━━ RECORDS ━━

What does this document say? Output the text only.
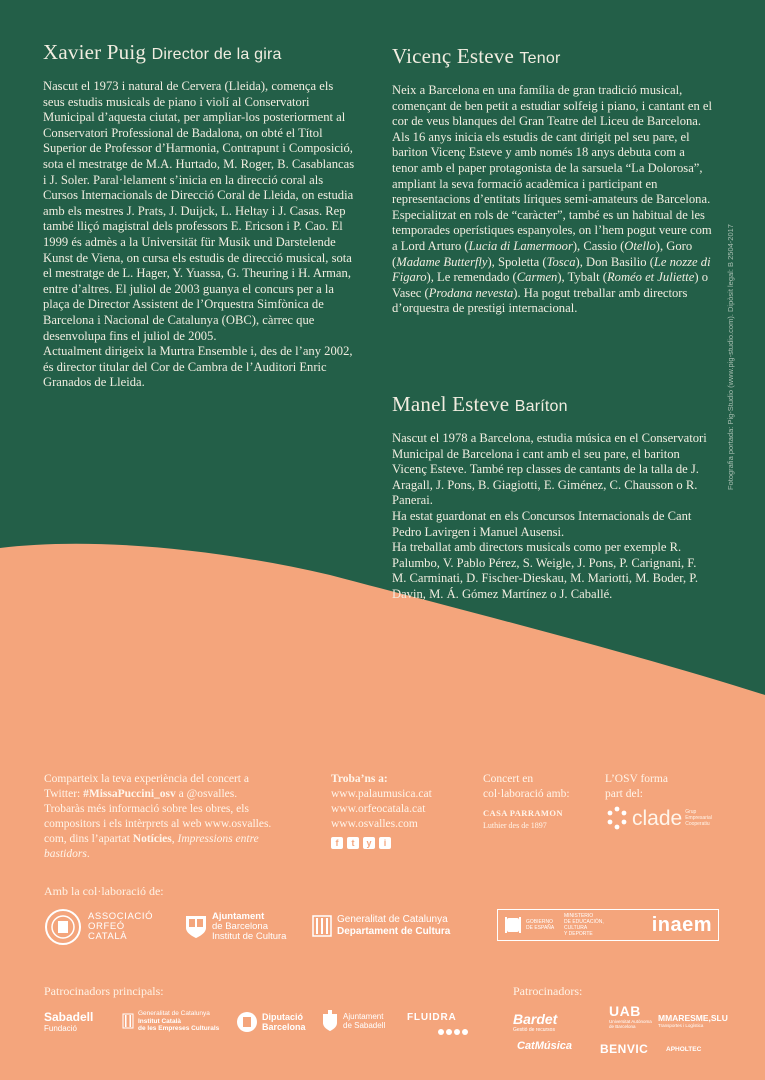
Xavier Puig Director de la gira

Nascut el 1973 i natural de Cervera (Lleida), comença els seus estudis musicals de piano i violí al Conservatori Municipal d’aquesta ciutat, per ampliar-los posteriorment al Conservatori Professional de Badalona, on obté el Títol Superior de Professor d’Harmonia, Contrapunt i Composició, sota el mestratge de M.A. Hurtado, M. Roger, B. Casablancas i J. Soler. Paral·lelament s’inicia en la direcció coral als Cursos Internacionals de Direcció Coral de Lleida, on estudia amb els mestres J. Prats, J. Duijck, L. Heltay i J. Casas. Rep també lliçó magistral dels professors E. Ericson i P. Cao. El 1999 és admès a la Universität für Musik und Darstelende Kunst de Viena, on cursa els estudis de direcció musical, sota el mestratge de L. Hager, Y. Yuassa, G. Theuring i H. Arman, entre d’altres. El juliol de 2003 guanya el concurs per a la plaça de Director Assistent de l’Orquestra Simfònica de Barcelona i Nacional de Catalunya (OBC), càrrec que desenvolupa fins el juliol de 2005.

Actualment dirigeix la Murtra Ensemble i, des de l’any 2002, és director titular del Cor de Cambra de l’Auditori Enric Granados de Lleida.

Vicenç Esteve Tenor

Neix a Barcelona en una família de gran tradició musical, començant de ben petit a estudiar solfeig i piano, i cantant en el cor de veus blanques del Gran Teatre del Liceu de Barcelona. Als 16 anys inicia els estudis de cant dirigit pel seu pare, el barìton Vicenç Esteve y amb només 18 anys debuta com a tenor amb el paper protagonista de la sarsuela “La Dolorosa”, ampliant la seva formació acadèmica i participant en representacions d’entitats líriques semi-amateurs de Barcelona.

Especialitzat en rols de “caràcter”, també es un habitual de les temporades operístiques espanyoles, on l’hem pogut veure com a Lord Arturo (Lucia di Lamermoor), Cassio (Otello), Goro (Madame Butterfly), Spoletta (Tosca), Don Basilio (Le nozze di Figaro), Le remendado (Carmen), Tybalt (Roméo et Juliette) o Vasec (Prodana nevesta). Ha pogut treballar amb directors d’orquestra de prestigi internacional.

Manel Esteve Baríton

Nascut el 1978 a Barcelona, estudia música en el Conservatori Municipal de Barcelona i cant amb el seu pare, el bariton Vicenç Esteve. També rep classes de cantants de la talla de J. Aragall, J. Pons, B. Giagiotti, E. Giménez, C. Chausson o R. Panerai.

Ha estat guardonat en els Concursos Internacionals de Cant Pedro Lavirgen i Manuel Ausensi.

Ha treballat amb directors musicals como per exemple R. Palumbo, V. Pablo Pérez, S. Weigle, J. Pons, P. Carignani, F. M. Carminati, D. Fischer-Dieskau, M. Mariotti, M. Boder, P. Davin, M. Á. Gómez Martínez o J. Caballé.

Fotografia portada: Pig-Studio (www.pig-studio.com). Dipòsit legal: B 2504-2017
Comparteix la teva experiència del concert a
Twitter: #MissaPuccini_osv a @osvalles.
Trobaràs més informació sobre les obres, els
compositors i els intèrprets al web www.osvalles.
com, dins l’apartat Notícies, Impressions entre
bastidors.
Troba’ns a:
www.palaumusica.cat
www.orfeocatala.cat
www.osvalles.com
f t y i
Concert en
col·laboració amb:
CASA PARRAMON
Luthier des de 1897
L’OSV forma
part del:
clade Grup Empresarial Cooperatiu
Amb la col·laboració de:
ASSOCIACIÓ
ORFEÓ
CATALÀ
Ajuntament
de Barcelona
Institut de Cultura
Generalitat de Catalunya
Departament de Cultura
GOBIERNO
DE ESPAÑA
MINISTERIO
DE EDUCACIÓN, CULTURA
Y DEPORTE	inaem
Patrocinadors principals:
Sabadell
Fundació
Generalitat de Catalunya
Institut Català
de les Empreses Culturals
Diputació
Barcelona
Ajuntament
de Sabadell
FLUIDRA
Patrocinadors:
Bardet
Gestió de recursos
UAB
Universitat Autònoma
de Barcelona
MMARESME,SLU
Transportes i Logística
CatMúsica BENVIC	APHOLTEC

━━━

THE PROBLEM » Locate the word "osvalles" in the entries, and copy every line where it is found.

PROBLEM SOLUTION »
Twitter: #MissaPuccini_osv a @osvalles.
compositors i els intèrprets al web www.osvalles.
www.osvalles.com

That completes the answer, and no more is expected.